§ Saved entries

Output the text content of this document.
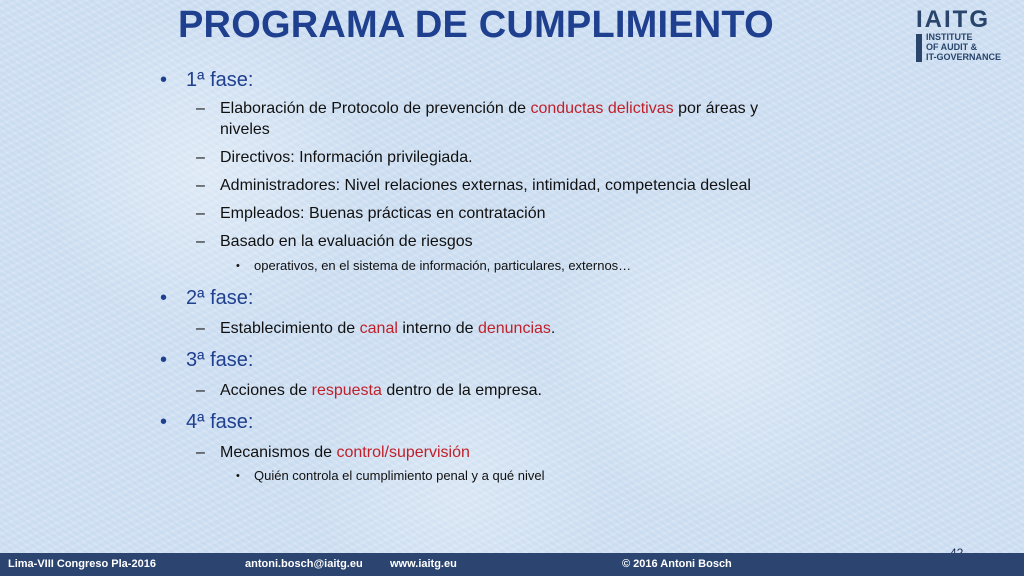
PROGRAMA DE CUMPLIMIENTO	IAITG
INSTITUTE
OF AUDIT &
IT-GOVERNANCE

• 1ª fase:

– Elaboración de Protocolo de prevención de conductas delictivas por áreas y
niveles

– Directivos: Información privilegiada.

– Administradores: Nivel relaciones externas, intimidad, competencia desleal

– Empleados: Buenas prácticas en contratación

– Basado en la evaluación de riesgos

• operativos, en el sistema de información, particulares, externos…

• 2ª fase:

– Establecimiento de canal interno de denuncias.

• 3ª fase:

– Acciones de respuesta dentro de la empresa.

• 4ª fase:

– Mecanismos de control/supervisión

• Quién controla el cumplimiento penal y a qué nivel

Lima-VIII Congreso Pla-2016	antoni.bosch@iaitg.eu www.iaitg.eu	© 2016 Antoni Bosch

§ Request
Restate the records above in full, word for word. Keep pictures out.

§ The answer
Output the text content of this document.
PROGRAMA DE CUMPLIMIENTO	IAITG
INSTITUTE
OF AUDIT &
IT-GOVERNANCE

• 1ª fase:

– Elaboración de Protocolo de prevención de conductas delictivas por áreas y
niveles

– Directivos: Información privilegiada.

– Administradores: Nivel relaciones externas, intimidad, competencia desleal

– Empleados: Buenas prácticas en contratación

– Basado en la evaluación de riesgos

• operativos, en el sistema de información, particulares, externos…

• 2ª fase:

– Establecimiento de canal interno de denuncias.

• 3ª fase:

– Acciones de respuesta dentro de la empresa.

• 4ª fase:

– Mecanismos de control/supervisión

• Quién controla el cumplimiento penal y a qué nivel

Lima-VIII Congreso Pla-2016	antoni.bosch@iaitg.eu www.iaitg.eu	© 2016 Antoni Bosch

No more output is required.